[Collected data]
--*--

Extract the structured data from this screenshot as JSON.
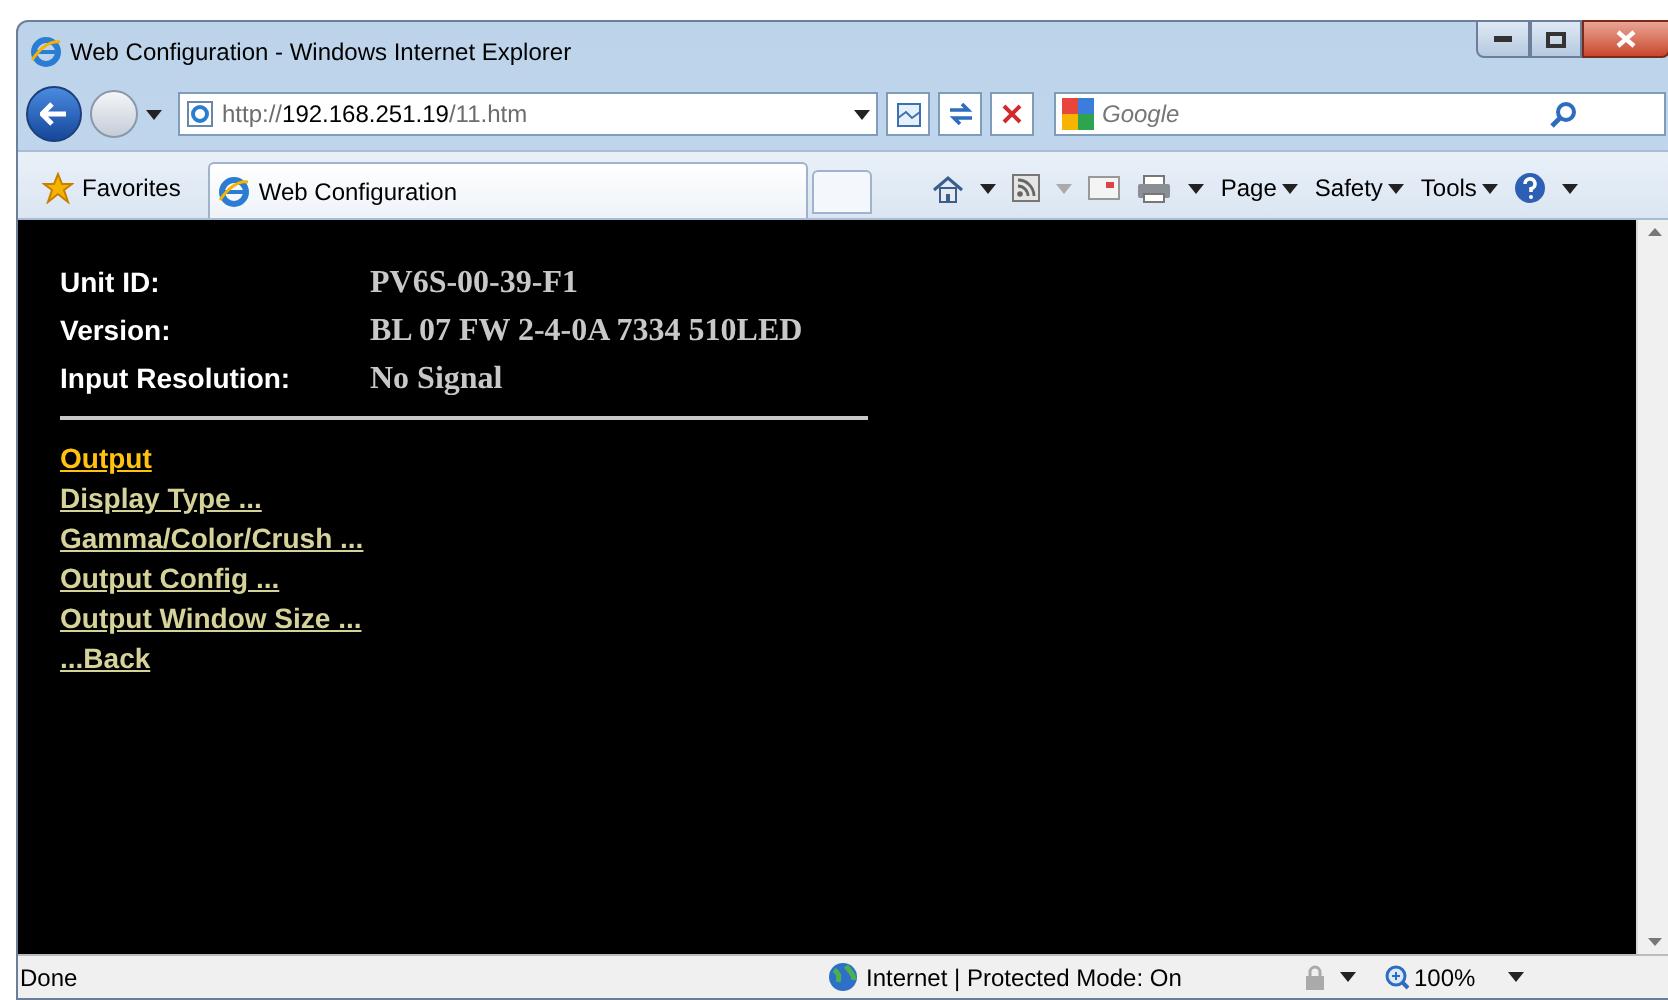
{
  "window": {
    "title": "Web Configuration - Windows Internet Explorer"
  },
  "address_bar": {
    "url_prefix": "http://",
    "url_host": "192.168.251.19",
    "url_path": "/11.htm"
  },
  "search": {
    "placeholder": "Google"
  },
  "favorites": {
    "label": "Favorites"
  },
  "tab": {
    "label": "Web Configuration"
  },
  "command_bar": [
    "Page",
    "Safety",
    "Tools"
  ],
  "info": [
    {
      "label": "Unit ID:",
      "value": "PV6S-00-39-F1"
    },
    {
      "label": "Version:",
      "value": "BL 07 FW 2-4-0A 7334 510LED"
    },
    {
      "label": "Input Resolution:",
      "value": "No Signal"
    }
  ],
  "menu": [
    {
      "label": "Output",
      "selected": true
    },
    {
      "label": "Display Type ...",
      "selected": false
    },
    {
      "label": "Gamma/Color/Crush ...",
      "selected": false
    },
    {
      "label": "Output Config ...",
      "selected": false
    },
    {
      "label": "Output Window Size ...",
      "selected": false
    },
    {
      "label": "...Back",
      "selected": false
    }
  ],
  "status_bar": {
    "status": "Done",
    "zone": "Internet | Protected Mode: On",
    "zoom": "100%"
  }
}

--*--

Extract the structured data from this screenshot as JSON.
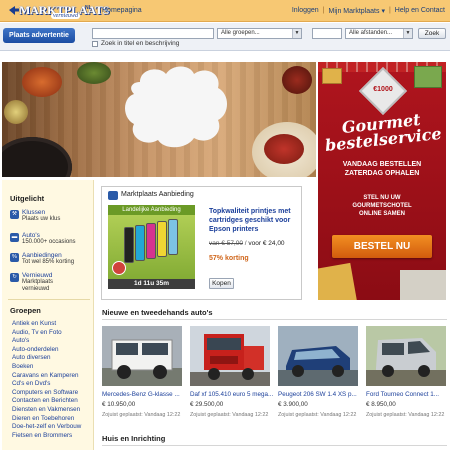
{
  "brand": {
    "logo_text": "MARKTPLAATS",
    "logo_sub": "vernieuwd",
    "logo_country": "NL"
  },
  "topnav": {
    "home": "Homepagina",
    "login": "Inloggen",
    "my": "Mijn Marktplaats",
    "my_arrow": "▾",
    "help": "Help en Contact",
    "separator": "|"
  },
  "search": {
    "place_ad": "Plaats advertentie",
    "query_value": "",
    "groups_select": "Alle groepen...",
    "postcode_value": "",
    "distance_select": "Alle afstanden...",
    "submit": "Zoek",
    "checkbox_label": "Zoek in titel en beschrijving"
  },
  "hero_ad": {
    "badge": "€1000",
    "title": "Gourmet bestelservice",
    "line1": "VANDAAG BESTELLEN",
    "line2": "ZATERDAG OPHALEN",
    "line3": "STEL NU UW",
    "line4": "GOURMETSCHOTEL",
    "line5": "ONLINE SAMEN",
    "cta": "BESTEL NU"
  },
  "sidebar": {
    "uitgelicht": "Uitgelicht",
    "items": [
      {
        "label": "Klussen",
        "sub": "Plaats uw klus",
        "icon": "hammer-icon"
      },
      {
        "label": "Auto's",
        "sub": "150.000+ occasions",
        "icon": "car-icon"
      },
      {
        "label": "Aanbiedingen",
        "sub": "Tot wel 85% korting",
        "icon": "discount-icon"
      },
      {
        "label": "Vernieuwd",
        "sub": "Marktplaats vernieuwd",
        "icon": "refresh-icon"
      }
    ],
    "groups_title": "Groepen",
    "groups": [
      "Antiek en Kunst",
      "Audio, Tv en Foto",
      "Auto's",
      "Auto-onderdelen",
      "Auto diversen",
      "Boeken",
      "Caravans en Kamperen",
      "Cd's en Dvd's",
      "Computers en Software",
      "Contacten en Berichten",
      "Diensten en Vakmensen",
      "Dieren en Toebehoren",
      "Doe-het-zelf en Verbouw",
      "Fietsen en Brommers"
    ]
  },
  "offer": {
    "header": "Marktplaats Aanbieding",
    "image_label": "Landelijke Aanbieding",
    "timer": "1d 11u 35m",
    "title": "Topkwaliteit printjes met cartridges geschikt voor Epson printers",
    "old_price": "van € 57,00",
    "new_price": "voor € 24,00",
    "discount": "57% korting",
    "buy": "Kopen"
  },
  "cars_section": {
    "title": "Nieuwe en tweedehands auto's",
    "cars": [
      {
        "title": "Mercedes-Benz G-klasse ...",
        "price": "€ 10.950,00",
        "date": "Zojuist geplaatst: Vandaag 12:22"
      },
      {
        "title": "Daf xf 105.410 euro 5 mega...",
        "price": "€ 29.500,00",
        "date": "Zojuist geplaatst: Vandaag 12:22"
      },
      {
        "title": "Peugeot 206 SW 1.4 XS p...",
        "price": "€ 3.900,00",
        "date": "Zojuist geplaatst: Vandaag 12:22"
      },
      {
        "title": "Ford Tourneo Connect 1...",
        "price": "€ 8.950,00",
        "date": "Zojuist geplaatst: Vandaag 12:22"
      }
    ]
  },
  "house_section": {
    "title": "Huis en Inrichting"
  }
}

--*--

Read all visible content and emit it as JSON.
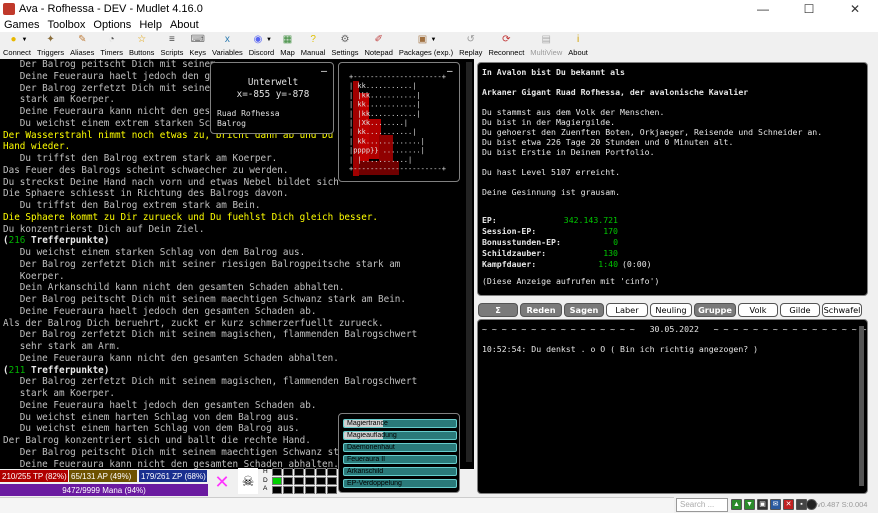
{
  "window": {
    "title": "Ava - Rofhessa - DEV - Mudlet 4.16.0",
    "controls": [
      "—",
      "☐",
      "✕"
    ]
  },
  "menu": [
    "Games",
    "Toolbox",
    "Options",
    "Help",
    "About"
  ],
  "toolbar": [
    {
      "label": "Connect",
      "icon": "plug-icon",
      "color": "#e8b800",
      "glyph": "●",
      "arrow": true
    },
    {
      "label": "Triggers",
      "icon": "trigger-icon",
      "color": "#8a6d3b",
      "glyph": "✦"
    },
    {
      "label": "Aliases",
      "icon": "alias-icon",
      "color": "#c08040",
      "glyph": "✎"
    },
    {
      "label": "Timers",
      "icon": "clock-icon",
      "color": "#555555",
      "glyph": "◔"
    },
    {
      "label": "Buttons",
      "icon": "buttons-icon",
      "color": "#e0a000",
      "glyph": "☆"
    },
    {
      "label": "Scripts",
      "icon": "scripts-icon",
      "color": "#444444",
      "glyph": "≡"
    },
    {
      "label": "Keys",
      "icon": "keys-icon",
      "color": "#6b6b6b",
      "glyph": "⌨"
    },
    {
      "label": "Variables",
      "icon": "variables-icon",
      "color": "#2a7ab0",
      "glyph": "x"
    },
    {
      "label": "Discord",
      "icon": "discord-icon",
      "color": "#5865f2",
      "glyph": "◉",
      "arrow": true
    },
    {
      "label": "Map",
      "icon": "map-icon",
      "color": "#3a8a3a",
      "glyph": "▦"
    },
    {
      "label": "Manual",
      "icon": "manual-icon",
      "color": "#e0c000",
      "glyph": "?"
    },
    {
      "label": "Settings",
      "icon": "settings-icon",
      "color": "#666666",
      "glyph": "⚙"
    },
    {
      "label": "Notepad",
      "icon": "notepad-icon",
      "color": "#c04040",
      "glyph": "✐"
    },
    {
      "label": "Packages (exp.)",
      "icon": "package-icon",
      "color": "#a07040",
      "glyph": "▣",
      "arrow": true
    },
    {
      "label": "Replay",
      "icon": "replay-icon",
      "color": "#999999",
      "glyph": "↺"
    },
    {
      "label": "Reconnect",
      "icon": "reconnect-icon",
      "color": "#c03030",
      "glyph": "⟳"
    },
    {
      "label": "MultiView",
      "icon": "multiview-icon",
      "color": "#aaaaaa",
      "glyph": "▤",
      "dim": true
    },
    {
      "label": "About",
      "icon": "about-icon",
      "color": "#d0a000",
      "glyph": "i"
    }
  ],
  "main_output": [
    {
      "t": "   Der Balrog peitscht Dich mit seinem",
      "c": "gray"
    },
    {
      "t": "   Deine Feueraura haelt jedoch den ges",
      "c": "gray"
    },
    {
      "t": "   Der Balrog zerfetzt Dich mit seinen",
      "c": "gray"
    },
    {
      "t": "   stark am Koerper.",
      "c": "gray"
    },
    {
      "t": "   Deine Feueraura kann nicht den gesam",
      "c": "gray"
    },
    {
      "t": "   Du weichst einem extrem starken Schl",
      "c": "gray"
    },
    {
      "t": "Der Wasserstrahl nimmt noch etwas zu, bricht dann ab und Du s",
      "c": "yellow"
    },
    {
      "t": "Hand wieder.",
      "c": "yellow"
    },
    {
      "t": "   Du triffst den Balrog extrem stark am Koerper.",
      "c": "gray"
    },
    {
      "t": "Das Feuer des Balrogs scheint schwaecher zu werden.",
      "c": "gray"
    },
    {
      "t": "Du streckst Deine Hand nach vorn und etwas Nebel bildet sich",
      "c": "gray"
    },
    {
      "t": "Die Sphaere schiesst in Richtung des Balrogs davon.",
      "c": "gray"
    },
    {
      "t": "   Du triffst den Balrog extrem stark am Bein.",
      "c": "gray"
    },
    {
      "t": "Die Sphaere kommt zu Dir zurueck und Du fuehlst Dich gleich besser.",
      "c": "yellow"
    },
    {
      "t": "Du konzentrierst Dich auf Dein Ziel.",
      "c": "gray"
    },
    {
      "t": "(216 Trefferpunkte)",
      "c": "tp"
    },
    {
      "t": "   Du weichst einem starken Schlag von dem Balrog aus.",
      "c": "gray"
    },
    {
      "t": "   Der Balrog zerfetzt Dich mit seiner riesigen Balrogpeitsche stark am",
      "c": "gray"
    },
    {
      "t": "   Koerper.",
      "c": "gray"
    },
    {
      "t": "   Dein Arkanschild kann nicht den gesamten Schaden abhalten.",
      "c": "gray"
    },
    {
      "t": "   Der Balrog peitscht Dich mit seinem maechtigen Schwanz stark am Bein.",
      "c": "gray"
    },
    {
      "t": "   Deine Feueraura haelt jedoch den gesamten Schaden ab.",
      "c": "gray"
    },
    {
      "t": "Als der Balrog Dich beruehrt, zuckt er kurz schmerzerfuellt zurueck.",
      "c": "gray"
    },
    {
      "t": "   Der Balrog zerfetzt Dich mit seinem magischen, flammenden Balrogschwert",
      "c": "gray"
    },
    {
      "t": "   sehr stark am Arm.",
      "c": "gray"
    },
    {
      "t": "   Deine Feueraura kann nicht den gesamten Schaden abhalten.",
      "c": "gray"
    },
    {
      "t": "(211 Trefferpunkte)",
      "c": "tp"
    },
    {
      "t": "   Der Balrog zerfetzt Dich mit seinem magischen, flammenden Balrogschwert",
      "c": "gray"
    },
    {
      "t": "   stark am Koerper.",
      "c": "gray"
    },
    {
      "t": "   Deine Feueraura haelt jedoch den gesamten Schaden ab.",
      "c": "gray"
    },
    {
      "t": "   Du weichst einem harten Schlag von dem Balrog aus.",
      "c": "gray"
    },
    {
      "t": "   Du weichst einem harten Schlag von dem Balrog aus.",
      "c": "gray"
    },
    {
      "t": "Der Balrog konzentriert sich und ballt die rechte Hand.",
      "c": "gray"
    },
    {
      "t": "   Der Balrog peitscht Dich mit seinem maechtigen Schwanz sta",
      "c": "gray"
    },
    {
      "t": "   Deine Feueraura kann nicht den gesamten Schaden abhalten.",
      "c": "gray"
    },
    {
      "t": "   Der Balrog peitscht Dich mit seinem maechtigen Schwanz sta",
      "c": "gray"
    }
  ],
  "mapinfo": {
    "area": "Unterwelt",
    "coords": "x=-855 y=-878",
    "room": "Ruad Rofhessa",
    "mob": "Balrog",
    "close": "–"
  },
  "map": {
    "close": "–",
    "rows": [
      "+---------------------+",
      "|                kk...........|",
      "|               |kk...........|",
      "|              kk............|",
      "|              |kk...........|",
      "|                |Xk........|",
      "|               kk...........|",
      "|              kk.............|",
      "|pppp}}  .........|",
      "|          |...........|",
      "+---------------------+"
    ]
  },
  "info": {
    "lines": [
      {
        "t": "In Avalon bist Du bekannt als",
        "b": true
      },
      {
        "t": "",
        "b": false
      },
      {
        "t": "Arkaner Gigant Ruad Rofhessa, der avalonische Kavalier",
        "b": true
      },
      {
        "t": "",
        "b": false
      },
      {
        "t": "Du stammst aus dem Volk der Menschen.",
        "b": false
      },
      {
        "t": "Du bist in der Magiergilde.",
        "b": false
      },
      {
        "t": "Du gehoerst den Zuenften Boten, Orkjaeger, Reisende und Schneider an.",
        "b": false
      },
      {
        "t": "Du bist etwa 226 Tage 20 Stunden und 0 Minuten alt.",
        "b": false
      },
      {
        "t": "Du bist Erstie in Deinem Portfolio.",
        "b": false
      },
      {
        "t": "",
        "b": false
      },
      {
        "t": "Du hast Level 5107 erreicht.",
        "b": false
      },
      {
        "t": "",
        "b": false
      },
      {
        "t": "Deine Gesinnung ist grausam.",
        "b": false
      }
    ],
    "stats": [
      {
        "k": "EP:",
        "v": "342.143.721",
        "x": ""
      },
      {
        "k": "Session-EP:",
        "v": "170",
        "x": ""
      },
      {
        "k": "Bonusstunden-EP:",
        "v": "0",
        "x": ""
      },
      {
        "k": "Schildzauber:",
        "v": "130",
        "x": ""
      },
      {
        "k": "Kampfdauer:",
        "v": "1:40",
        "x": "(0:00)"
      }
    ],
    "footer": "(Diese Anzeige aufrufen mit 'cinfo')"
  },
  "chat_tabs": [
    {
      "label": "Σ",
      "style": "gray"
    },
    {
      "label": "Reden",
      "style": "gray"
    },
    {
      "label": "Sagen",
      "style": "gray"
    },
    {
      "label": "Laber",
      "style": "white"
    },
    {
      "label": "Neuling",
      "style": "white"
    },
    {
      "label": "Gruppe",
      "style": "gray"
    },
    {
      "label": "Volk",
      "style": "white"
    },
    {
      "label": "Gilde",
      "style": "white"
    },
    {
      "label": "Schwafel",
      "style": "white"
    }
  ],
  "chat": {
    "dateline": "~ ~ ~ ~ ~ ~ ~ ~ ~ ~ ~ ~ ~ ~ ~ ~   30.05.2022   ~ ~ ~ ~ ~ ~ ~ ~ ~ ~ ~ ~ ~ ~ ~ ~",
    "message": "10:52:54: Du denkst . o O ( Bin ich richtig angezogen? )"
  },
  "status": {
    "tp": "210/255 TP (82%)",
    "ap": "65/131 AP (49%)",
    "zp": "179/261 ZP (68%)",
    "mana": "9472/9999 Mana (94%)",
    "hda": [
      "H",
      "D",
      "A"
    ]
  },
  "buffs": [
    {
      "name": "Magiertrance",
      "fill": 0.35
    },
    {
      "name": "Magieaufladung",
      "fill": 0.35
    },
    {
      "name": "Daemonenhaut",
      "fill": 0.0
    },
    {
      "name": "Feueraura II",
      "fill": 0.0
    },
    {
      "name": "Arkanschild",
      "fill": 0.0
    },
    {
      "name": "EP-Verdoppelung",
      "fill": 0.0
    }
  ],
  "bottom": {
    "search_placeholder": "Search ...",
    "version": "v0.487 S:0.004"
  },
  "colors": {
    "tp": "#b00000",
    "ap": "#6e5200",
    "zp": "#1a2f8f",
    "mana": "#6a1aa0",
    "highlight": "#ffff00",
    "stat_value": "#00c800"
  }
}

--*--

# [What is required]
Provide only the number of lines in the records containing the string "weichst".

# [Exercise response]
4